++++ Records for processing
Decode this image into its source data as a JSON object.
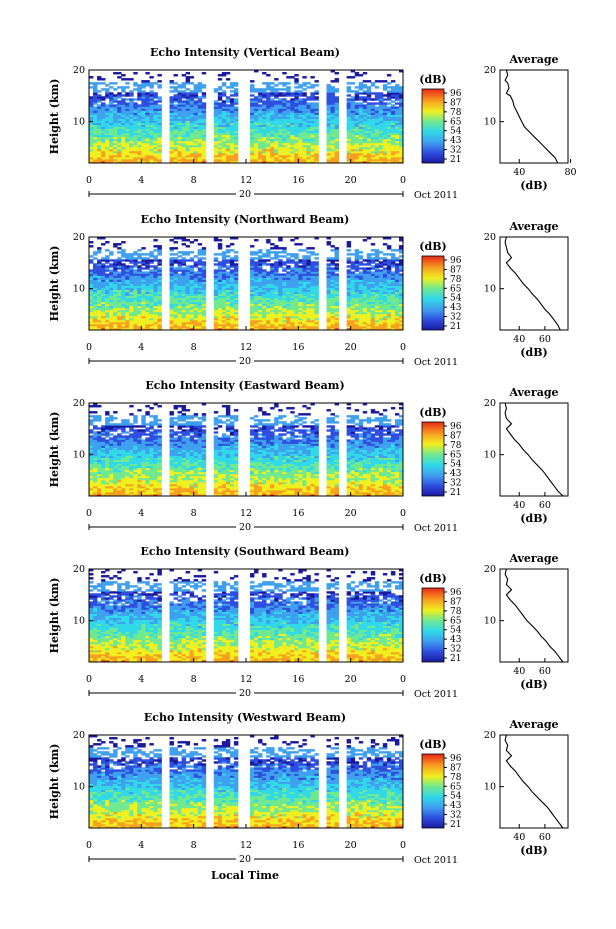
{
  "figure": {
    "xaxis_label": "Local Time",
    "date_label": "Oct 2011",
    "day_label": "20",
    "ylabel": "Height (km)",
    "profile_title": "Average",
    "profile_xunit": "(dB)",
    "colorbar_unit": "(dB)",
    "colorbar_ticks": [
      "96",
      "87",
      "78",
      "65",
      "54",
      "43",
      "32",
      "21"
    ]
  },
  "chart_data": [
    {
      "type": "heatmap",
      "title": "Echo Intensity (Vertical Beam)",
      "xlim": [
        0,
        24
      ],
      "xticks": [
        "0",
        "4",
        "8",
        "12",
        "16",
        "20",
        "0"
      ],
      "ylim": [
        2,
        20
      ],
      "yticks": [
        "10",
        "20"
      ],
      "zrange_dB": [
        21,
        96
      ],
      "data_gaps_hours": [
        [
          5.5,
          6.2
        ],
        [
          8.8,
          9.5
        ],
        [
          11.4,
          12.4
        ],
        [
          17.6,
          18.0
        ],
        [
          19.2,
          19.6
        ]
      ],
      "colorbar_ticks": [
        "96",
        "87",
        "78",
        "65",
        "54",
        "43",
        "32",
        "21"
      ]
    },
    {
      "type": "line",
      "title": "Average",
      "xlabel": "(dB)",
      "xticks": [
        "40",
        "80"
      ],
      "ylim": [
        2,
        20
      ],
      "yticks": [
        "10",
        "20"
      ],
      "profile": [
        [
          70,
          2
        ],
        [
          68,
          3
        ],
        [
          64,
          4
        ],
        [
          60,
          5
        ],
        [
          56,
          6
        ],
        [
          52,
          7
        ],
        [
          48,
          8
        ],
        [
          44,
          9
        ],
        [
          42,
          10
        ],
        [
          40,
          11
        ],
        [
          38,
          12
        ],
        [
          36,
          13
        ],
        [
          35,
          14
        ],
        [
          33,
          15
        ],
        [
          30,
          15.5
        ],
        [
          32,
          16.5
        ],
        [
          31,
          17.5
        ],
        [
          29,
          18
        ],
        [
          31,
          19
        ],
        [
          30,
          20
        ]
      ]
    },
    {
      "type": "heatmap",
      "title": "Echo Intensity (Northward Beam)",
      "xlim": [
        0,
        24
      ],
      "xticks": [
        "0",
        "4",
        "8",
        "12",
        "16",
        "20",
        "0"
      ],
      "ylim": [
        2,
        20
      ],
      "yticks": [
        "10",
        "20"
      ],
      "zrange_dB": [
        21,
        96
      ],
      "data_gaps_hours": [
        [
          5.5,
          6.2
        ],
        [
          8.8,
          9.5
        ],
        [
          11.4,
          12.4
        ],
        [
          17.6,
          18.0
        ],
        [
          19.2,
          19.6
        ]
      ],
      "colorbar_ticks": [
        "96",
        "87",
        "78",
        "65",
        "54",
        "43",
        "32",
        "21"
      ]
    },
    {
      "type": "line",
      "title": "Average",
      "xlabel": "(dB)",
      "xticks": [
        "40",
        "60"
      ],
      "ylim": [
        2,
        20
      ],
      "yticks": [
        "10",
        "20"
      ],
      "profile": [
        [
          72,
          2
        ],
        [
          70,
          3
        ],
        [
          67,
          4
        ],
        [
          64,
          5
        ],
        [
          60,
          6
        ],
        [
          57,
          7
        ],
        [
          54,
          8
        ],
        [
          50,
          9
        ],
        [
          47,
          10
        ],
        [
          43,
          11
        ],
        [
          40,
          12
        ],
        [
          37,
          13
        ],
        [
          33,
          14
        ],
        [
          30,
          15
        ],
        [
          34,
          16
        ],
        [
          31,
          17
        ],
        [
          30,
          18
        ],
        [
          29,
          19
        ],
        [
          30,
          20
        ]
      ]
    },
    {
      "type": "heatmap",
      "title": "Echo Intensity (Eastward Beam)",
      "xlim": [
        0,
        24
      ],
      "xticks": [
        "0",
        "4",
        "8",
        "12",
        "16",
        "20",
        "0"
      ],
      "ylim": [
        2,
        20
      ],
      "yticks": [
        "10",
        "20"
      ],
      "zrange_dB": [
        21,
        96
      ],
      "data_gaps_hours": [
        [
          5.5,
          6.2
        ],
        [
          8.8,
          9.5
        ],
        [
          11.4,
          12.4
        ],
        [
          17.6,
          18.0
        ],
        [
          19.2,
          19.6
        ]
      ],
      "colorbar_ticks": [
        "96",
        "87",
        "78",
        "65",
        "54",
        "43",
        "32",
        "21"
      ]
    },
    {
      "type": "line",
      "title": "Average",
      "xlabel": "(dB)",
      "xticks": [
        "40",
        "60"
      ],
      "ylim": [
        2,
        20
      ],
      "yticks": [
        "10",
        "20"
      ],
      "profile": [
        [
          74,
          2
        ],
        [
          70,
          3
        ],
        [
          67,
          4
        ],
        [
          64,
          5
        ],
        [
          61,
          6
        ],
        [
          58,
          7
        ],
        [
          54,
          8
        ],
        [
          50,
          9
        ],
        [
          47,
          10
        ],
        [
          43,
          11
        ],
        [
          40,
          12
        ],
        [
          36,
          13
        ],
        [
          33,
          14
        ],
        [
          30,
          15
        ],
        [
          34,
          16
        ],
        [
          30,
          17
        ],
        [
          29,
          18
        ],
        [
          30,
          19
        ],
        [
          29,
          20
        ]
      ]
    },
    {
      "type": "heatmap",
      "title": "Echo Intensity (Southward Beam)",
      "xlim": [
        0,
        24
      ],
      "xticks": [
        "0",
        "4",
        "8",
        "12",
        "16",
        "20",
        "0"
      ],
      "ylim": [
        2,
        20
      ],
      "yticks": [
        "10",
        "20"
      ],
      "zrange_dB": [
        21,
        96
      ],
      "data_gaps_hours": [
        [
          5.5,
          6.2
        ],
        [
          8.8,
          9.5
        ],
        [
          11.4,
          12.4
        ],
        [
          17.6,
          18.0
        ],
        [
          19.2,
          19.6
        ]
      ],
      "colorbar_ticks": [
        "96",
        "87",
        "78",
        "65",
        "54",
        "43",
        "32",
        "21"
      ]
    },
    {
      "type": "line",
      "title": "Average",
      "xlabel": "(dB)",
      "xticks": [
        "40",
        "60"
      ],
      "ylim": [
        2,
        20
      ],
      "yticks": [
        "10",
        "20"
      ],
      "profile": [
        [
          74,
          2
        ],
        [
          71,
          3
        ],
        [
          68,
          4
        ],
        [
          64,
          5
        ],
        [
          61,
          6
        ],
        [
          57,
          7
        ],
        [
          54,
          8
        ],
        [
          50,
          9
        ],
        [
          46,
          10
        ],
        [
          43,
          11
        ],
        [
          40,
          12
        ],
        [
          37,
          13
        ],
        [
          33,
          14
        ],
        [
          30,
          15
        ],
        [
          34,
          16
        ],
        [
          30,
          17
        ],
        [
          31,
          18
        ],
        [
          29,
          19
        ],
        [
          30,
          20
        ]
      ]
    },
    {
      "type": "heatmap",
      "title": "Echo Intensity (Westward Beam)",
      "xlim": [
        0,
        24
      ],
      "xticks": [
        "0",
        "4",
        "8",
        "12",
        "16",
        "20",
        "0"
      ],
      "ylim": [
        2,
        20
      ],
      "yticks": [
        "10",
        "20"
      ],
      "zrange_dB": [
        21,
        96
      ],
      "data_gaps_hours": [
        [
          5.5,
          6.2
        ],
        [
          8.8,
          9.5
        ],
        [
          11.4,
          12.4
        ],
        [
          17.6,
          18.0
        ],
        [
          19.2,
          19.6
        ]
      ],
      "colorbar_ticks": [
        "96",
        "87",
        "78",
        "65",
        "54",
        "43",
        "32",
        "21"
      ]
    },
    {
      "type": "line",
      "title": "Average",
      "xlabel": "(dB)",
      "xticks": [
        "40",
        "60"
      ],
      "ylim": [
        2,
        20
      ],
      "yticks": [
        "10",
        "20"
      ],
      "profile": [
        [
          74,
          2
        ],
        [
          71,
          3
        ],
        [
          68,
          4
        ],
        [
          65,
          5
        ],
        [
          62,
          6
        ],
        [
          58,
          7
        ],
        [
          54,
          8
        ],
        [
          50,
          9
        ],
        [
          47,
          10
        ],
        [
          43,
          11
        ],
        [
          40,
          12
        ],
        [
          37,
          13
        ],
        [
          33,
          14
        ],
        [
          30,
          15
        ],
        [
          34,
          16
        ],
        [
          30,
          17
        ],
        [
          31,
          18
        ],
        [
          29,
          19
        ],
        [
          30,
          20
        ]
      ]
    }
  ]
}
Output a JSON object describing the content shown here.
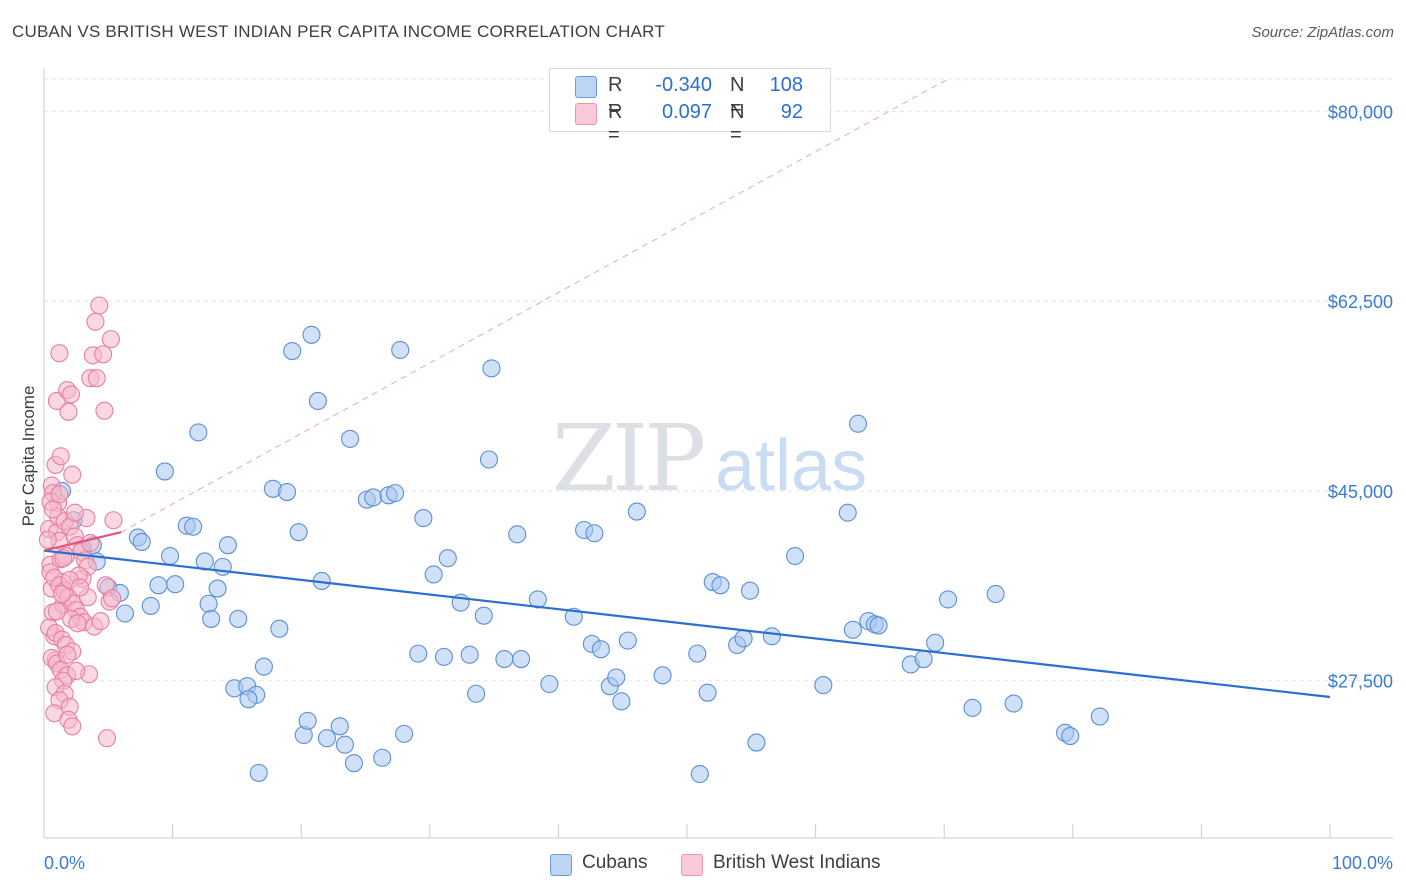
{
  "title": "CUBAN VS BRITISH WEST INDIAN PER CAPITA INCOME CORRELATION CHART",
  "source": "Source: ZipAtlas.com",
  "watermark": {
    "zip": "ZIP",
    "atlas": "atlas"
  },
  "colors": {
    "blue_fill": "#a9c8f0",
    "blue_stroke": "#5b8fd6",
    "blue_line": "#2b6fd1",
    "pink_fill": "#f5b8cb",
    "pink_stroke": "#e87fa0",
    "pink_line": "#e0527f",
    "axis_label": "#3a7bd5",
    "grid": "#e3e6ea"
  },
  "legend": {
    "rows": [
      {
        "r_label": "R =",
        "r_value": "-0.340",
        "n_label": "N =",
        "n_value": "108"
      },
      {
        "r_label": "R =",
        "r_value": "0.097",
        "n_label": "N =",
        "n_value": "92"
      }
    ],
    "bottom": [
      "Cubans",
      "British West Indians"
    ]
  },
  "chart_data": {
    "type": "scatter",
    "title": "CUBAN VS BRITISH WEST INDIAN PER CAPITA INCOME CORRELATION CHART",
    "xlabel": "",
    "ylabel": "Per Capita Income",
    "xlim": [
      0,
      100
    ],
    "ylim": [
      13000,
      84000
    ],
    "x_tick_labels": [
      "0.0%",
      "100.0%"
    ],
    "y_ticks": [
      27500,
      45000,
      62500,
      80000
    ],
    "y_tick_labels": [
      "$27,500",
      "$45,000",
      "$62,500",
      "$80,000"
    ],
    "grid": true,
    "legend_position": "top-center",
    "series": [
      {
        "name": "Cubans",
        "color": "blue",
        "trend": {
          "x": [
            0,
            100
          ],
          "y": [
            39500,
            26000
          ]
        },
        "points": [
          [
            1.4,
            45000
          ],
          [
            2.3,
            42300
          ],
          [
            3.8,
            40000
          ],
          [
            4.1,
            38500
          ],
          [
            5.0,
            36100
          ],
          [
            5.9,
            35600
          ],
          [
            6.3,
            33700
          ],
          [
            7.3,
            40700
          ],
          [
            7.6,
            40300
          ],
          [
            8.3,
            34400
          ],
          [
            8.9,
            36300
          ],
          [
            9.4,
            46800
          ],
          [
            9.8,
            39000
          ],
          [
            10.2,
            36400
          ],
          [
            11.1,
            41800
          ],
          [
            11.6,
            41700
          ],
          [
            12.0,
            50400
          ],
          [
            12.5,
            38500
          ],
          [
            12.8,
            34600
          ],
          [
            13.0,
            33200
          ],
          [
            13.5,
            36000
          ],
          [
            13.9,
            38000
          ],
          [
            14.3,
            40000
          ],
          [
            14.8,
            26800
          ],
          [
            15.1,
            33200
          ],
          [
            15.8,
            27000
          ],
          [
            16.5,
            26200
          ],
          [
            16.7,
            19000
          ],
          [
            17.1,
            28800
          ],
          [
            17.8,
            45200
          ],
          [
            18.3,
            32300
          ],
          [
            18.9,
            44900
          ],
          [
            19.3,
            57900
          ],
          [
            19.8,
            41200
          ],
          [
            20.2,
            22500
          ],
          [
            20.8,
            59400
          ],
          [
            21.3,
            53300
          ],
          [
            21.6,
            36700
          ],
          [
            22.0,
            22200
          ],
          [
            23.0,
            23300
          ],
          [
            23.4,
            21600
          ],
          [
            23.8,
            49800
          ],
          [
            24.1,
            19900
          ],
          [
            25.1,
            44200
          ],
          [
            25.6,
            44400
          ],
          [
            26.3,
            20400
          ],
          [
            26.8,
            44600
          ],
          [
            27.3,
            44800
          ],
          [
            27.7,
            58000
          ],
          [
            28.0,
            22600
          ],
          [
            29.1,
            30000
          ],
          [
            29.5,
            42500
          ],
          [
            30.3,
            37300
          ],
          [
            31.1,
            29700
          ],
          [
            31.4,
            38800
          ],
          [
            32.4,
            34700
          ],
          [
            33.1,
            29900
          ],
          [
            33.6,
            26300
          ],
          [
            34.2,
            33500
          ],
          [
            34.6,
            47900
          ],
          [
            34.8,
            56300
          ],
          [
            35.8,
            29500
          ],
          [
            36.8,
            41000
          ],
          [
            37.1,
            29500
          ],
          [
            39.3,
            27200
          ],
          [
            42.0,
            41400
          ],
          [
            42.6,
            30900
          ],
          [
            42.8,
            41100
          ],
          [
            43.3,
            30400
          ],
          [
            44.0,
            27000
          ],
          [
            44.5,
            27800
          ],
          [
            44.9,
            25600
          ],
          [
            45.4,
            31200
          ],
          [
            46.1,
            43100
          ],
          [
            48.1,
            28000
          ],
          [
            50.8,
            30000
          ],
          [
            51.6,
            26400
          ],
          [
            52.0,
            36600
          ],
          [
            52.6,
            36300
          ],
          [
            53.9,
            30800
          ],
          [
            54.4,
            31400
          ],
          [
            55.4,
            21800
          ],
          [
            56.6,
            31600
          ],
          [
            58.4,
            39000
          ],
          [
            60.6,
            27100
          ],
          [
            62.5,
            43000
          ],
          [
            62.9,
            32200
          ],
          [
            63.3,
            51200
          ],
          [
            64.1,
            33000
          ],
          [
            64.6,
            32700
          ],
          [
            64.9,
            32600
          ],
          [
            67.4,
            29000
          ],
          [
            68.4,
            29500
          ],
          [
            69.3,
            31000
          ],
          [
            70.3,
            35000
          ],
          [
            72.2,
            25000
          ],
          [
            75.4,
            25400
          ],
          [
            79.4,
            22700
          ],
          [
            79.8,
            22400
          ],
          [
            82.1,
            24200
          ],
          [
            54.9,
            35800
          ],
          [
            74.0,
            35500
          ],
          [
            38.4,
            35000
          ],
          [
            41.2,
            33400
          ],
          [
            3.0,
            39700
          ],
          [
            15.9,
            25800
          ],
          [
            20.5,
            23800
          ],
          [
            51.0,
            18900
          ]
        ]
      },
      {
        "name": "British West Indians",
        "color": "pink",
        "trend": {
          "x": [
            0,
            6
          ],
          "y": [
            39500,
            41200
          ]
        },
        "points": [
          [
            0.4,
            41500
          ],
          [
            0.5,
            38200
          ],
          [
            0.6,
            36000
          ],
          [
            0.7,
            33800
          ],
          [
            0.8,
            31600
          ],
          [
            0.9,
            29400
          ],
          [
            1.0,
            41200
          ],
          [
            1.1,
            43900
          ],
          [
            1.2,
            40400
          ],
          [
            1.3,
            38700
          ],
          [
            1.4,
            36600
          ],
          [
            1.5,
            34500
          ],
          [
            1.0,
            53300
          ],
          [
            1.2,
            57700
          ],
          [
            0.9,
            47400
          ],
          [
            1.3,
            48200
          ],
          [
            1.8,
            54300
          ],
          [
            2.1,
            53900
          ],
          [
            1.9,
            52300
          ],
          [
            2.2,
            46500
          ],
          [
            0.6,
            45500
          ],
          [
            0.7,
            44800
          ],
          [
            1.1,
            42600
          ],
          [
            1.6,
            42200
          ],
          [
            2.0,
            41700
          ],
          [
            2.4,
            40800
          ],
          [
            2.6,
            40000
          ],
          [
            2.9,
            39400
          ],
          [
            3.2,
            38600
          ],
          [
            3.4,
            38000
          ],
          [
            0.5,
            37500
          ],
          [
            0.8,
            37000
          ],
          [
            1.2,
            36300
          ],
          [
            1.6,
            35800
          ],
          [
            1.9,
            35200
          ],
          [
            2.3,
            34600
          ],
          [
            2.5,
            34000
          ],
          [
            2.8,
            33400
          ],
          [
            3.1,
            32900
          ],
          [
            0.4,
            32400
          ],
          [
            0.9,
            31900
          ],
          [
            1.4,
            31300
          ],
          [
            1.7,
            30800
          ],
          [
            2.2,
            30200
          ],
          [
            0.6,
            29600
          ],
          [
            1.0,
            29100
          ],
          [
            1.3,
            28500
          ],
          [
            1.8,
            28000
          ],
          [
            3.5,
            28100
          ],
          [
            1.5,
            27500
          ],
          [
            0.9,
            26900
          ],
          [
            1.6,
            26300
          ],
          [
            1.2,
            25700
          ],
          [
            2.0,
            25100
          ],
          [
            0.8,
            24500
          ],
          [
            1.9,
            23900
          ],
          [
            2.2,
            23300
          ],
          [
            4.3,
            62100
          ],
          [
            3.8,
            57500
          ],
          [
            3.6,
            55400
          ],
          [
            4.0,
            60600
          ],
          [
            4.1,
            55400
          ],
          [
            4.6,
            57600
          ],
          [
            5.2,
            59000
          ],
          [
            4.7,
            52400
          ],
          [
            5.4,
            42300
          ],
          [
            3.4,
            35200
          ],
          [
            5.1,
            34800
          ],
          [
            4.8,
            36300
          ],
          [
            5.3,
            35100
          ],
          [
            3.0,
            36900
          ],
          [
            2.7,
            37200
          ],
          [
            3.3,
            42500
          ],
          [
            2.4,
            43000
          ],
          [
            1.7,
            39000
          ],
          [
            0.3,
            40500
          ],
          [
            0.5,
            44000
          ],
          [
            0.7,
            43300
          ],
          [
            1.2,
            44700
          ],
          [
            1.5,
            38800
          ],
          [
            2.1,
            33200
          ],
          [
            2.6,
            32800
          ],
          [
            3.9,
            32500
          ],
          [
            4.4,
            33000
          ],
          [
            1.0,
            33900
          ],
          [
            1.4,
            35500
          ],
          [
            2.0,
            36800
          ],
          [
            2.8,
            36100
          ],
          [
            3.6,
            40200
          ],
          [
            4.9,
            22200
          ],
          [
            2.5,
            28400
          ],
          [
            1.8,
            29900
          ]
        ]
      }
    ]
  }
}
++++++++
In the listing above, locate each line with "Beam" and copy it.

Result of the exercise:
      "title": "Echo Intensity (Vertical Beam)",
      "title": "Echo Intensity (Northward Beam)",
      "title": "Echo Intensity (Eastward Beam)",
      "title": "Echo Intensity (Southward Beam)",
      "title": "Echo Intensity (Westward Beam)",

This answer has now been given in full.